Problem requirements: From the records below, pull each line that has "Федерации".

Dataset entries:
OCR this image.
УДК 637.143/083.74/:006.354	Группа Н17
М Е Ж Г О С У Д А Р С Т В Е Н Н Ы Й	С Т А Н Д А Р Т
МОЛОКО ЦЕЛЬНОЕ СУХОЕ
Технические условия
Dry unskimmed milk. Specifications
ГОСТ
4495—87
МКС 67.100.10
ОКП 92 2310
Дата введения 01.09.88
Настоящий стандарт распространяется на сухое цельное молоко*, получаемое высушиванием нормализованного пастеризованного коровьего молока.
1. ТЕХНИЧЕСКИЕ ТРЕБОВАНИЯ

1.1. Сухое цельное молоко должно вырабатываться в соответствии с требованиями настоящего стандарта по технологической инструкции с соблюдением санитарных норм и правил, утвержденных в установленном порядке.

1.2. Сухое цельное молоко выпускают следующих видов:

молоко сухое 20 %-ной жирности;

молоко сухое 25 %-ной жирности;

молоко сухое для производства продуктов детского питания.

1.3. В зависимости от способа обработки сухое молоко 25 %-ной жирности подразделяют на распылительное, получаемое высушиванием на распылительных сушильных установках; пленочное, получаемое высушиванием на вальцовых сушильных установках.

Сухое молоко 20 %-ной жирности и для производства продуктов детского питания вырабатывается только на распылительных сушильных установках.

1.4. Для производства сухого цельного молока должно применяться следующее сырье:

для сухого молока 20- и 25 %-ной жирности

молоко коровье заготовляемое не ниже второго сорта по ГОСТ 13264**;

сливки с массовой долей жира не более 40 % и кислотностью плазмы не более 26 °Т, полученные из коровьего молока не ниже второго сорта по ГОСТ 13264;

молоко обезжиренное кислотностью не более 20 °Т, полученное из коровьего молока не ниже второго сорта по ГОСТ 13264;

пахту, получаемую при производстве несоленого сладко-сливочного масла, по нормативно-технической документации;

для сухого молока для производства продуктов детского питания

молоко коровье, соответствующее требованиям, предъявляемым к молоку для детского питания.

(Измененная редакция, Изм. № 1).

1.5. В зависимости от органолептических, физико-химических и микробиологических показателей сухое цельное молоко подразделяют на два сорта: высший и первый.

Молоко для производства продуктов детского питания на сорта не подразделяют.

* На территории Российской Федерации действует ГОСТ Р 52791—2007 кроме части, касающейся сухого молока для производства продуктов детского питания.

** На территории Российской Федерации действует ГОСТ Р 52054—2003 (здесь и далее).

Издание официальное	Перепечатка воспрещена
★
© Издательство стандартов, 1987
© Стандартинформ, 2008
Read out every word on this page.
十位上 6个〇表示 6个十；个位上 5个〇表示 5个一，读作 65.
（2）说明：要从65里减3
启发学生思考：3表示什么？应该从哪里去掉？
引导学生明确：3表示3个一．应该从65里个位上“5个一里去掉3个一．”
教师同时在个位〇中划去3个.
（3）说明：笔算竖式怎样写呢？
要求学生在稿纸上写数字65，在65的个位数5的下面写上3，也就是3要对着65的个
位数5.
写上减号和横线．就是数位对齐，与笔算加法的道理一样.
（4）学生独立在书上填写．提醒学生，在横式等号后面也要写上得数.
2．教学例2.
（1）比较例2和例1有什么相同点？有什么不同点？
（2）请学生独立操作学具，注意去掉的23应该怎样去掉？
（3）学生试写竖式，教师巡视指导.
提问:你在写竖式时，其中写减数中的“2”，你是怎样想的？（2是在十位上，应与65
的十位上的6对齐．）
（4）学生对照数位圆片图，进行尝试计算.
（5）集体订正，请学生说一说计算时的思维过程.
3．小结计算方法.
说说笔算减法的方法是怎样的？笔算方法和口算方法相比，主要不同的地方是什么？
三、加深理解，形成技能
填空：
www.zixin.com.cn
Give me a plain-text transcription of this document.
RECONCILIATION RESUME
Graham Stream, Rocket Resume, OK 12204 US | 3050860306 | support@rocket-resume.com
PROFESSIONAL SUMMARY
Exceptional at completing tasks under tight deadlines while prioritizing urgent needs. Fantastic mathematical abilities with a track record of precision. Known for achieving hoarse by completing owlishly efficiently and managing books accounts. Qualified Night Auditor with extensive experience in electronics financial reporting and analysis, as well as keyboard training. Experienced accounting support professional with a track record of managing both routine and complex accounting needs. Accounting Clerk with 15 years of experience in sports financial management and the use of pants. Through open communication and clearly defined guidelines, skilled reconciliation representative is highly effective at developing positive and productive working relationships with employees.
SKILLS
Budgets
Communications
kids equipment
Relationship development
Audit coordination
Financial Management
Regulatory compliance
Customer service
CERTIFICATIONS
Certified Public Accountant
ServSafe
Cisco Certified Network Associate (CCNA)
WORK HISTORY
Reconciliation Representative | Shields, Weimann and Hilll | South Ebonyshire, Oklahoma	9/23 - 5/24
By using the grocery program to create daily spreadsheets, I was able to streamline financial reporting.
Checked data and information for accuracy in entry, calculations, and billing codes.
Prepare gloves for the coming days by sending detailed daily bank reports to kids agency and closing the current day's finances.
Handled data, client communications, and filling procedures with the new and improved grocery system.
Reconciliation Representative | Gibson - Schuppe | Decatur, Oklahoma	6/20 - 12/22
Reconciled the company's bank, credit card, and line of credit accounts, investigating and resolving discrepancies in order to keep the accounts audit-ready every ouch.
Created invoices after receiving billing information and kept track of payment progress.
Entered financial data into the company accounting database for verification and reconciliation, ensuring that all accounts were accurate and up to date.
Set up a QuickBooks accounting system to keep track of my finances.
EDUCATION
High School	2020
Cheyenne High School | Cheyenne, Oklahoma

Output:
* На территории Российской Федерации действует ГОСТ Р 52791—2007 кроме части, касающейся сухого молока для производства продуктов детского питания.
** На территории Российской Федерации действует ГОСТ Р 52054—2003 (здесь и далее).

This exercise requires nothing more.